** begin INPUT MATERIAL **

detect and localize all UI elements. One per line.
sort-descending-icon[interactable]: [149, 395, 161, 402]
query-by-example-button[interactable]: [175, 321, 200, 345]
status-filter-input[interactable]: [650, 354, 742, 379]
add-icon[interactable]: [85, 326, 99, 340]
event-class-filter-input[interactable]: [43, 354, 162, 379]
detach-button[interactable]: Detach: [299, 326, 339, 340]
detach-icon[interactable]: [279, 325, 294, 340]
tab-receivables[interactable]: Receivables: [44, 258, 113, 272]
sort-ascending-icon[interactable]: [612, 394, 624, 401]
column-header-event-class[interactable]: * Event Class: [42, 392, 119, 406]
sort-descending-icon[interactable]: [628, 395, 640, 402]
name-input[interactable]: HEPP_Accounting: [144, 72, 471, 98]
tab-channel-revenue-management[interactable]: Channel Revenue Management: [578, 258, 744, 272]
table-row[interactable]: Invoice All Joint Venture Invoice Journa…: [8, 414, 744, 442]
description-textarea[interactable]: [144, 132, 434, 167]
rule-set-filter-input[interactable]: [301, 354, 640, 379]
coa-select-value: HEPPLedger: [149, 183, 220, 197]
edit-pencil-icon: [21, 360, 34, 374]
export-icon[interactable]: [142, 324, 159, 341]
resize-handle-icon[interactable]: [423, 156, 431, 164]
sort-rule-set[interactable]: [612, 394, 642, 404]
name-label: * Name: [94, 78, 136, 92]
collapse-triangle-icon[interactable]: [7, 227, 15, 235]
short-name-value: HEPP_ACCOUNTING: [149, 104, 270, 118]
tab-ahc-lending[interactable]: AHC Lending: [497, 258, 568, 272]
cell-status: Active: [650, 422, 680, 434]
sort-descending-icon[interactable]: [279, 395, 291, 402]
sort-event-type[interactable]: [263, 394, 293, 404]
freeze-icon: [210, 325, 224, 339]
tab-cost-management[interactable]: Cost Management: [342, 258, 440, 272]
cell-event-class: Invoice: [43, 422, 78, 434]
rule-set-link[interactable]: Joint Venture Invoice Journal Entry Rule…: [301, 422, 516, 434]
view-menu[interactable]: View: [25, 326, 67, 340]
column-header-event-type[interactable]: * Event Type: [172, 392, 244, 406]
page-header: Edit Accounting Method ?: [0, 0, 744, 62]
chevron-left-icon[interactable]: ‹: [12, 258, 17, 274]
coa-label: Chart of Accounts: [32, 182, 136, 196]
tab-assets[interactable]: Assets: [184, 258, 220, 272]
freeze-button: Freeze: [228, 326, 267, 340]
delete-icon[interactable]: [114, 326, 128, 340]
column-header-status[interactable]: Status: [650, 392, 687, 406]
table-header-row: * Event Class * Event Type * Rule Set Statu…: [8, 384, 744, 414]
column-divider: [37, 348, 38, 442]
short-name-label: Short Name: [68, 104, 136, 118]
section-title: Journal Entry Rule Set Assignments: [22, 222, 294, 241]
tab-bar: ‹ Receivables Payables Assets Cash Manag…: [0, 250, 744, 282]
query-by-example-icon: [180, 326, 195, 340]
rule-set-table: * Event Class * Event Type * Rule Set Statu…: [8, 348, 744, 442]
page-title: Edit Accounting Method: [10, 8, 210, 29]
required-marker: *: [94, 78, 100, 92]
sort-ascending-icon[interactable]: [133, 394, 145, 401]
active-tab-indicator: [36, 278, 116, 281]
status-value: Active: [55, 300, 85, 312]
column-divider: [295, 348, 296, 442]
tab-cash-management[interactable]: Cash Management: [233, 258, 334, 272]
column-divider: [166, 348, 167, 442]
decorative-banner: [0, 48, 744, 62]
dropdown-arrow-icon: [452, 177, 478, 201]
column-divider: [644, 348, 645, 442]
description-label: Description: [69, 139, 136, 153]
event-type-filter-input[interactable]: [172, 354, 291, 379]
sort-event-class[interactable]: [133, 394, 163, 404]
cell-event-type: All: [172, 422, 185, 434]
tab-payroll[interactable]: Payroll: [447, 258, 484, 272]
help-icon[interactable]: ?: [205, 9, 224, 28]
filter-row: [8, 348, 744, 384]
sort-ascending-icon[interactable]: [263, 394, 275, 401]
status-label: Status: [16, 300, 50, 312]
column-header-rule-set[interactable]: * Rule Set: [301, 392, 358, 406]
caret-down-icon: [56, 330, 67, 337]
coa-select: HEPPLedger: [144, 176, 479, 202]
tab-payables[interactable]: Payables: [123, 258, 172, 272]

** end INPUT MATERIAL **

▸ EXERCISE INSTRUCTIONS: Please recast every line of the listing above as a Markdown table with two columns, No. for the row number and Line for the line itself, leaving out any blank lines.

▸ OUTPUT FOR THIS EXERCISE:
| No. | Line |
|---|---|
| 1 | detect and localize all UI elements. One per line. |
| 2 | sort-descending-icon[interactable]: [149, 395, 161, 402] |
| 3 | query-by-example-button[interactable]: [175, 321, 200, 345] |
| 4 | status-filter-input[interactable]: [650, 354, 742, 379] |
| 5 | add-icon[interactable]: [85, 326, 99, 340] |
| 6 | event-class-filter-input[interactable]: [43, 354, 162, 379] |
| 7 | detach-button[interactable]: Detach: [299, 326, 339, 340] |
| 8 | detach-icon[interactable]: [279, 325, 294, 340] |
| 9 | tab-receivables[interactable]: Receivables: [44, 258, 113, 272] |
| 10 | sort-ascending-icon[interactable]: [612, 394, 624, 401] |
| 11 | column-header-event-class[interactable]: * Event Class: [42, 392, 119, 406] |
| 12 | sort-descending-icon[interactable]: [628, 395, 640, 402] |
| 13 | name-input[interactable]: HEPP_Accounting: [144, 72, 471, 98] |
| 14 | tab-channel-revenue-management[interactable]: Channel Revenue Management: [578, 258, 744, 272] |
| 15 | table-row[interactable]: Invoice All Joint Venture Invoice Journa…: [8, 414, 744, 442] |
| 16 | description-textarea[interactable]: [144, 132, 434, 167] |
| 17 | rule-set-filter-input[interactable]: [301, 354, 640, 379] |
| 18 | coa-select-value: HEPPLedger: [149, 183, 220, 197] |
| 19 | edit-pencil-icon: [21, 360, 34, 374] |
| 20 | export-icon[interactable]: [142, 324, 159, 341] |
| 21 | resize-handle-icon[interactable]: [423, 156, 431, 164] |
| 22 | sort-rule-set[interactable]: [612, 394, 642, 404] |
| 23 | name-label: * Name: [94, 78, 136, 92] |
| 24 | collapse-triangle-icon[interactable]: [7, 227, 15, 235] |
| 25 | short-name-value: HEPP_ACCOUNTING: [149, 104, 270, 118] |
| 26 | tab-ahc-lending[interactable]: AHC Lending: [497, 258, 568, 272] |
| 27 | cell-status: Active: [650, 422, 680, 434] |
| 28 | sort-descending-icon[interactable]: [279, 395, 291, 402] |
| 29 | sort-event-type[interactable]: [263, 394, 293, 404] |
| 30 | freeze-icon: [210, 325, 224, 339] |
| 31 | tab-cost-management[interactable]: Cost Management: [342, 258, 440, 272] |
| 32 | cell-event-class: Invoice: [43, 422, 78, 434] |
| 33 | rule-set-link[interactable]: Joint Venture Invoice Journal Entry Rule…: [301, 422, 516, 434] |
| 34 | view-menu[interactable]: View: [25, 326, 67, 340] |
| 35 | column-header-event-type[interactable]: * Event Type: [172, 392, 244, 406] |
| 36 | page-header: Edit Accounting Method ?: [0, 0, 744, 62] |
| 37 | chevron-left-icon[interactable]: ‹: [12, 258, 17, 274] |
| 38 | coa-label: Chart of Accounts: [32, 182, 136, 196] |
| 39 | tab-assets[interactable]: Assets: [184, 258, 220, 272] |
| 40 | freeze-button: Freeze: [228, 326, 267, 340] |
| 41 | delete-icon[interactable]: [114, 326, 128, 340] |
| 42 | column-header-status[interactable]: Status: [650, 392, 687, 406] |
| 43 | table-header-row: * Event Class * Event Type * Rule Set Statu…: [8, 384, 744, 414] |
| 44 | column-divider: [37, 348, 38, 442] |
| 45 | short-name-label: Short Name: [68, 104, 136, 118] |
| 46 | section-title: Journal Entry Rule Set Assignments: [22, 222, 294, 241] |
| 47 | tab-bar: ‹ Receivables Payables Assets Cash Manag…: [0, 250, 744, 282] |
| 48 | query-by-example-icon: [180, 326, 195, 340] |
| 49 | rule-set-table: * Event Class * Event Type * Rule Set Statu…: [8, 348, 744, 442] |
| 50 | page-title: Edit Accounting Method: [10, 8, 210, 29] |
| 51 | required-marker: *: [94, 78, 100, 92] |
| 52 | sort-ascending-icon[interactable]: [133, 394, 145, 401] |
| 53 | active-tab-indicator: [36, 278, 116, 281] |
| 54 | status-value: Active: [55, 300, 85, 312] |
| 55 | column-divider: [295, 348, 296, 442] |
| 56 | tab-cash-management[interactable]: Cash Management: [233, 258, 334, 272] |
| 57 | column-divider: [166, 348, 167, 442] |
| 58 | decorative-banner: [0, 48, 744, 62] |
| 59 | dropdown-arrow-icon: [452, 177, 478, 201] |
| 60 | column-divider: [644, 348, 645, 442] |
| 61 | description-label: Description: [69, 139, 136, 153] |
| 62 | event-type-filter-input[interactable]: [172, 354, 291, 379] |
| 63 | sort-event-class[interactable]: [133, 394, 163, 404] |
| 64 | cell-event-type: All: [172, 422, 185, 434] |
| 65 | tab-payroll[interactable]: Payroll: [447, 258, 484, 272] |
| 66 | help-icon[interactable]: ?: [205, 9, 224, 28] |
| 67 | filter-row: [8, 348, 744, 384] |
| 68 | sort-ascending-icon[interactable]: [263, 394, 275, 401] |
| 69 | status-label: Status: [16, 300, 50, 312] |
| 70 | column-header-rule-set[interactable]: * Rule Set: [301, 392, 358, 406] |
| 71 | caret-down-icon: [56, 330, 67, 337] |
| 72 | coa-select: HEPPLedger: [144, 176, 479, 202] |
| 73 | tab-payables[interactable]: Payables: [123, 258, 172, 272] |